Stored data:
++++++++++++++++++++

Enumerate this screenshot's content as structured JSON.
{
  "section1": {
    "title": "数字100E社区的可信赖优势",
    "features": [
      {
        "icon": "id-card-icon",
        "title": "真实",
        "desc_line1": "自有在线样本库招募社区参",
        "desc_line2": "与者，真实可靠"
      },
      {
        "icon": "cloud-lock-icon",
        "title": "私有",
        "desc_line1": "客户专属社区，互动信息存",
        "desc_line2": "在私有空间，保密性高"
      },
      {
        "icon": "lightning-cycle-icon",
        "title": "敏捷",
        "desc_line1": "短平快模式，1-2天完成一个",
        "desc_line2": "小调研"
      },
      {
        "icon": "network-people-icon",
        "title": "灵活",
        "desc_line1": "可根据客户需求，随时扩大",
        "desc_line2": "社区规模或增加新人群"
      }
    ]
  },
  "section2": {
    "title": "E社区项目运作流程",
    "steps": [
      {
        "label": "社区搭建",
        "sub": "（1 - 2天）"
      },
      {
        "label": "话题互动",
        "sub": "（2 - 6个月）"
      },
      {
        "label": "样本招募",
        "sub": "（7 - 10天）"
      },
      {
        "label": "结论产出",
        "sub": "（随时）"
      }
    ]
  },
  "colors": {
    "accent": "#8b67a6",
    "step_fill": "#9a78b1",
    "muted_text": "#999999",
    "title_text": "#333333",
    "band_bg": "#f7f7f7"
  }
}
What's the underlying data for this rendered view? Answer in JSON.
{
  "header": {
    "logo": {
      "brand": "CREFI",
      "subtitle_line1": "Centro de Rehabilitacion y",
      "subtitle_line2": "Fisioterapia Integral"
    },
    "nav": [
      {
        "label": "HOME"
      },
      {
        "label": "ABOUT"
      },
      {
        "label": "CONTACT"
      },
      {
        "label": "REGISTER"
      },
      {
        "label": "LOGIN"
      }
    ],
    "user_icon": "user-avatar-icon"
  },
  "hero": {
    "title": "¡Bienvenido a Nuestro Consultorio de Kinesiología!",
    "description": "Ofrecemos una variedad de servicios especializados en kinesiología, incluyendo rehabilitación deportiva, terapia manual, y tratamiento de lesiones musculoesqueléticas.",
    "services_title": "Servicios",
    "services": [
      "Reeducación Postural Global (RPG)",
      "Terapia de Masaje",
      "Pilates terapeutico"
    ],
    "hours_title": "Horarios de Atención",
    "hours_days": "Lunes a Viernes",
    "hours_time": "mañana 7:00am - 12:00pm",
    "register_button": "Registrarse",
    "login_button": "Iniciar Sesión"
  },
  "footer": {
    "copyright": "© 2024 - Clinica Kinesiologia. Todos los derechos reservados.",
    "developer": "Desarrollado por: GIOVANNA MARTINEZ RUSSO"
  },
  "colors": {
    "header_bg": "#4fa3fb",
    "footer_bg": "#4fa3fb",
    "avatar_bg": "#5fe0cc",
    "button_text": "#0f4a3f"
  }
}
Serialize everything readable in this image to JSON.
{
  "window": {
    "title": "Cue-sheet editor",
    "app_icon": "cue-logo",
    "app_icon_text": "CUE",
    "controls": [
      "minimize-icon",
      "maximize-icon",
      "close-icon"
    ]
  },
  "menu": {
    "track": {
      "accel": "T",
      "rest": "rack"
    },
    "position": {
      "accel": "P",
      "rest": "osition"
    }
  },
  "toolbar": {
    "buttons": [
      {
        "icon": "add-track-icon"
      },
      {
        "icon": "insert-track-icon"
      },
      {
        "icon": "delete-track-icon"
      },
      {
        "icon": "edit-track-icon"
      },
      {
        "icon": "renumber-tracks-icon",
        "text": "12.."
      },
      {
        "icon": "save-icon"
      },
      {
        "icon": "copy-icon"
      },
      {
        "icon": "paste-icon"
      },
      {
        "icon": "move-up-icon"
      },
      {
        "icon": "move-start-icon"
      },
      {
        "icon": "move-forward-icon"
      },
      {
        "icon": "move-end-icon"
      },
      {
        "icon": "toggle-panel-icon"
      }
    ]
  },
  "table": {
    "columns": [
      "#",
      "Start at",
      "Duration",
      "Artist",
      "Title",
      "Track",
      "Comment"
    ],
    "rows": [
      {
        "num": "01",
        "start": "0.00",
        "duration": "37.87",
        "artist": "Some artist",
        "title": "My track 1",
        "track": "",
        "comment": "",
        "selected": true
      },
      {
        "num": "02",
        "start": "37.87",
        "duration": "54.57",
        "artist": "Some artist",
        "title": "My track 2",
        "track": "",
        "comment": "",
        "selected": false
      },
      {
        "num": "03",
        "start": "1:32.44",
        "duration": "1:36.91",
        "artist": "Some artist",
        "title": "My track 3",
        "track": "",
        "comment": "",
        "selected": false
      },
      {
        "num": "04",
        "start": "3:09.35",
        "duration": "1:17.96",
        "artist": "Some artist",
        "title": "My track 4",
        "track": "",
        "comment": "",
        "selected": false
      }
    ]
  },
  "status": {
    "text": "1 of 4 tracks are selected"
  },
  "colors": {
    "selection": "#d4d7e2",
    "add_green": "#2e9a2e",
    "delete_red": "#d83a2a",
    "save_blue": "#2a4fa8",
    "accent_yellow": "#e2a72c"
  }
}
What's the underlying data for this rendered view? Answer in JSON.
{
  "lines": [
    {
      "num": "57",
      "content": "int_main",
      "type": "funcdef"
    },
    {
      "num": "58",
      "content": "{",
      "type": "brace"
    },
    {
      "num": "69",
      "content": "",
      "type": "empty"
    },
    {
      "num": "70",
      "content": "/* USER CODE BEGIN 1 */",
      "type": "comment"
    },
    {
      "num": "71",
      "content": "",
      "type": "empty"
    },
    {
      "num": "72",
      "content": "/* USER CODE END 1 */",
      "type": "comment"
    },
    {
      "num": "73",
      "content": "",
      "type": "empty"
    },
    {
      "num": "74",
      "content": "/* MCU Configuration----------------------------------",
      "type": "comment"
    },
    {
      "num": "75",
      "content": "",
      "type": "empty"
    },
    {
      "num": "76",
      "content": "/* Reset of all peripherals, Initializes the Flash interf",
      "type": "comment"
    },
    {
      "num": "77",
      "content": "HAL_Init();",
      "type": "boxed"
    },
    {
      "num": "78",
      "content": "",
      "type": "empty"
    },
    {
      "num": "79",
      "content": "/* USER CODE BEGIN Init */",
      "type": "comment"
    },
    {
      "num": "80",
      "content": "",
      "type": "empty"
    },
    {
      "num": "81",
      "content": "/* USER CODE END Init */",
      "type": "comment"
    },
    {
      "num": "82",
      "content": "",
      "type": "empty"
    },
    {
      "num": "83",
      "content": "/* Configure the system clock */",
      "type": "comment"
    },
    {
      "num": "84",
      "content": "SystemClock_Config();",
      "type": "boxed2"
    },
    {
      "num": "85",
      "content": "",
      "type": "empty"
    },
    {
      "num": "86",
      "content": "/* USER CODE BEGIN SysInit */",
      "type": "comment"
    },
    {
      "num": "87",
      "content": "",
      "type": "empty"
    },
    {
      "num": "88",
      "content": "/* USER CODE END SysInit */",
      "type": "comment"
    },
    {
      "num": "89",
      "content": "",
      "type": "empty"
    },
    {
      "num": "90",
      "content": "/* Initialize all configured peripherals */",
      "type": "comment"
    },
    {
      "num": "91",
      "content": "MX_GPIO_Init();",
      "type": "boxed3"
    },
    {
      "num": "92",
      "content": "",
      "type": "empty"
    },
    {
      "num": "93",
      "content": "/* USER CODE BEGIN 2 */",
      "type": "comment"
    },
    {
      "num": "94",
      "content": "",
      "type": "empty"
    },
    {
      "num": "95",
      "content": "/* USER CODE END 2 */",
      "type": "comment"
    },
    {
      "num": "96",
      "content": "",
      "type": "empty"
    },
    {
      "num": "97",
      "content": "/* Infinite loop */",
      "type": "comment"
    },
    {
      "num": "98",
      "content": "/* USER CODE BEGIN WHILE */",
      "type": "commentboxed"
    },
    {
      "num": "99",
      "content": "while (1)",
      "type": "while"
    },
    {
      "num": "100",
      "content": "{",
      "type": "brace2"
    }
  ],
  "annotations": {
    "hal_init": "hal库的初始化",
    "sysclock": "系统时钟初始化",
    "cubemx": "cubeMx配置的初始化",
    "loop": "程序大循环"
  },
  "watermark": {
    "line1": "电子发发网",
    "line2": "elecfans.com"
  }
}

++++++++++++++++++++

◆ Exercise:
Filter lines by "peripherals" and return each hit.

◆ Result of this task:
      "content": "/* Reset of all peripherals, Initializes the Flash interf",
      "content": "/* Initialize all configured peripherals */",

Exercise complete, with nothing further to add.